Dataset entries
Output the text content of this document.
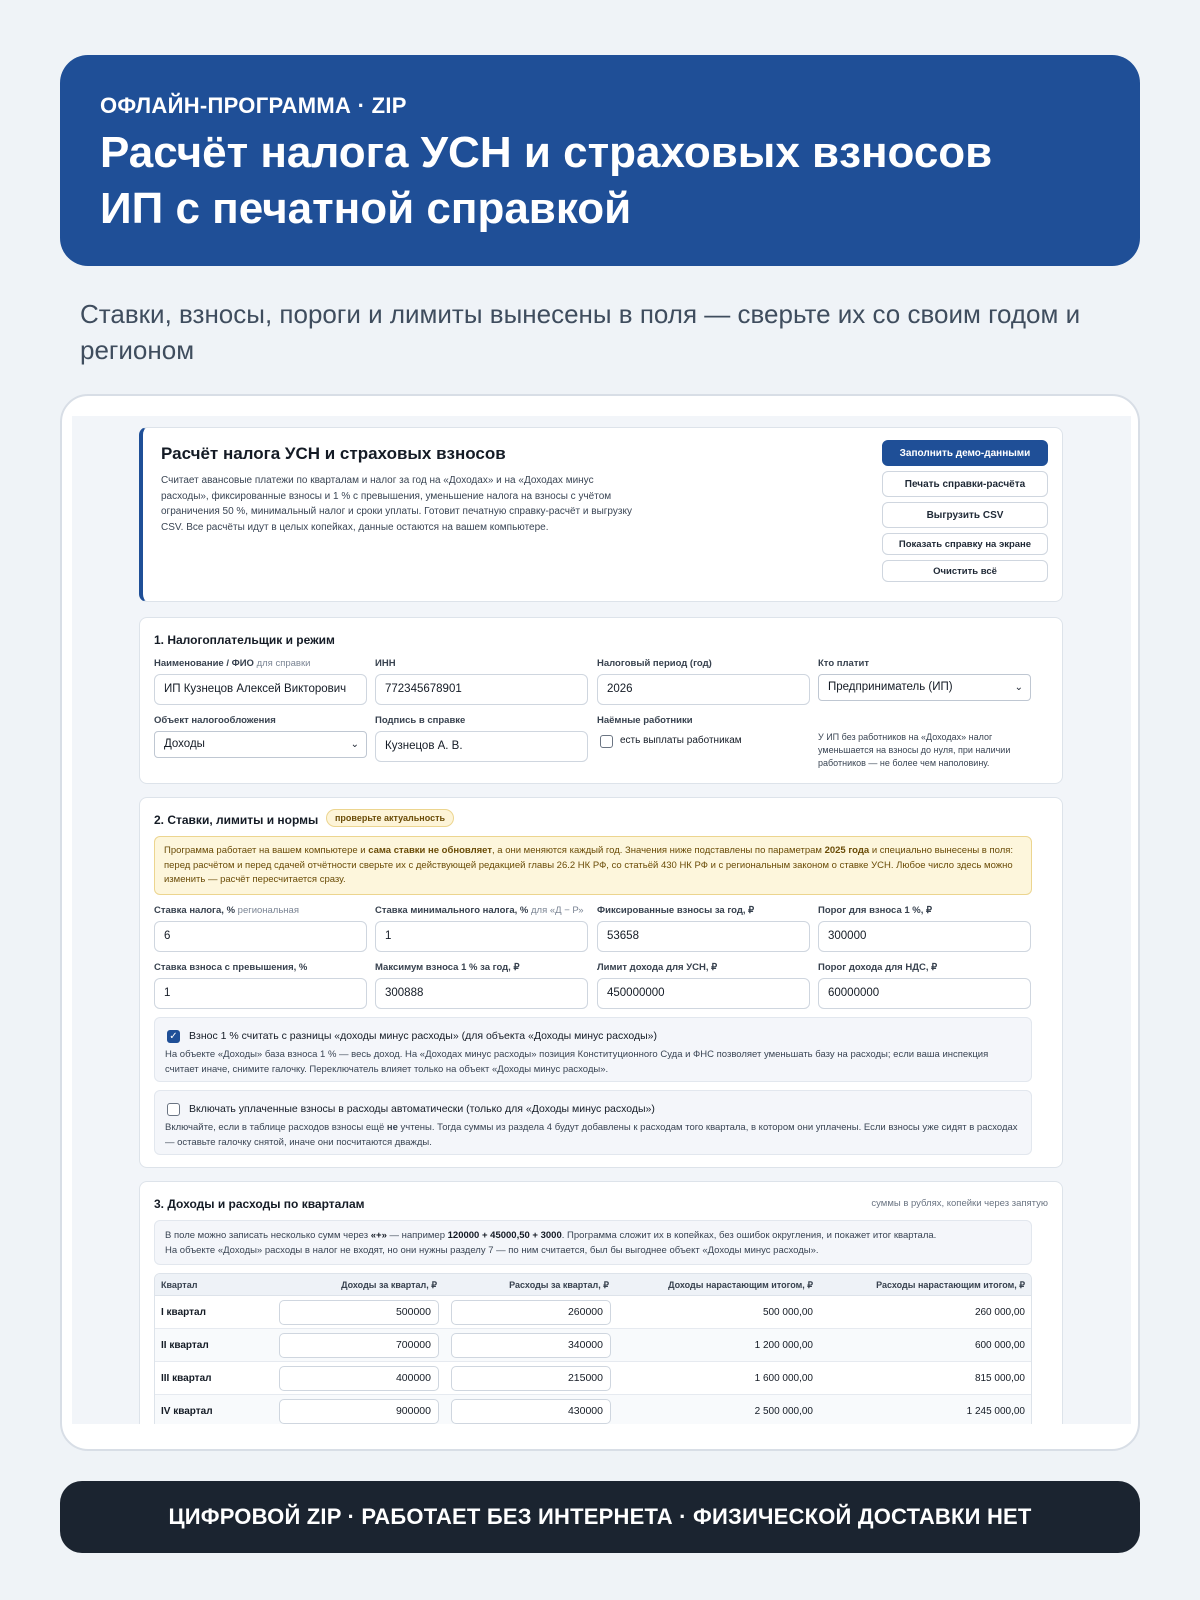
ОФЛАЙН-ПРОГРАММА · ZIP
Расчёт налога УСН и страховых взносов
ИП с печатной справкой
Ставки, взносы, пороги и лимиты вынесены в поля — сверьте их со своим годом и регионом
Расчёт налога УСН и страховых взносов
Считает авансовые платежи по кварталам и налог за год на «Доходах» и на «Доходах минус расходы», фиксированные взносы и 1 % с превышения, уменьшение налога на взносы с учётом ограничения 50 %, минимальный налог и сроки уплаты. Готовит печатную справку-расчёт и выгрузку CSV. Все расчёты идут в целых копейках, данные остаются на вашем компьютере.
Заполнить демо-данными
Печать справки-расчёта
Выгрузить CSV
Показать справку на экране
Очистить всё
1. Налогоплательщик и режим
Наименование / ФИО для справки
ИП Кузнецов Алексей Викторович
ИНН
772345678901
Налоговый период (год)
2026
Кто платит
Предприниматель (ИП)	⌄
Объект налогообложения
Доходы	⌄
Подпись в справке
Кузнецов А. В.
Наёмные работники
есть выплаты работникам	У ИП без работников на «Доходах» налог уменьшается на взносы до нуля, при наличии работников — не более чем наполовину.
2. Ставки, лимиты и нормы	проверьте актуальность
Программа работает на вашем компьютере и сама ставки не обновляет, а они меняются каждый год. Значения ниже подставлены по параметрам 2025 года и специально вынесены в поля: перед расчётом и перед сдачей отчётности сверьте их с действующей редакцией главы 26.2 НК РФ, со статьёй 430 НК РФ и с региональным законом о ставке УСН. Любое число здесь можно изменить — расчёт пересчитается сразу.
Ставка налога, % региональная
6
Ставка минимального налога, % для «Д − Р»
1
Фиксированные взносы за год, ₽
53658
Порог для взноса 1 %, ₽
300000
Ставка взноса с превышения, %
1
Максимум взноса 1 % за год, ₽
300888
Лимит дохода для УСН, ₽
450000000
Порог дохода для НДС, ₽
60000000
✓ Взнос 1 % считать с разницы «доходы минус расходы» (для объекта «Доходы минус расходы»)
На объекте «Доходы» база взноса 1 % — весь доход. На «Доходах минус расходы» позиция Конституционного Суда и ФНС позволяет уменьшать базу на расходы; если ваша инспекция считает иначе, снимите галочку. Переключатель влияет только на объект «Доходы минус расходы».
Включать уплаченные взносы в расходы автоматически (только для «Доходы минус расходы»)
Включайте, если в таблице расходов взносы ещё не учтены. Тогда суммы из раздела 4 будут добавлены к расходам того квартала, в котором они уплачены. Если взносы уже сидят в расходах — оставьте галочку снятой, иначе они посчитаются дважды.
3. Доходы и расходы по кварталам	суммы в рублях, копейки через запятую
В поле можно записать несколько сумм через «+» — например 120000 + 45000,50 + 3000. Программа сложит их в копейках, без ошибок округления, и покажет итог квартала.
На объекте «Доходы» расходы в налог не входят, но они нужны разделу 7 — по ним считается, был бы выгоднее объект «Доходы минус расходы».
Квартал	Доходы за квартал, ₽	Расходы за квартал, ₽	Доходы нарастающим итогом, ₽	Расходы нарастающим итогом, ₽
I квартал	500000	260000	500 000,00	260 000,00
II квартал	700000	340000	1 200 000,00	600 000,00
III квартал	400000	215000	1 600 000,00	815 000,00
IV квартал	900000	430000	2 500 000,00	1 245 000,00
ЦИФРОВОЙ ZIP · РАБОТАЕТ БЕЗ ИНТЕРНЕТА · ФИЗИЧЕСКОЙ ДОСТАВКИ НЕТ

▶ [What is expected] Show each line of the data that contains the string "взноса".

▶ [Response]
Порог для взноса 1 %, ₽
Ставка взноса с превышения, %
Максимум взноса 1 % за год, ₽
На объекте «Доходы» база взноса 1 % — весь доход. На «Доходах минус расходы» позиция Конституционного Суда и ФНС позволяет уменьшать базу на расходы; если ваша инспекция считает иначе, снимите галочку. Переключатель влияет только на объект «Доходы минус расходы».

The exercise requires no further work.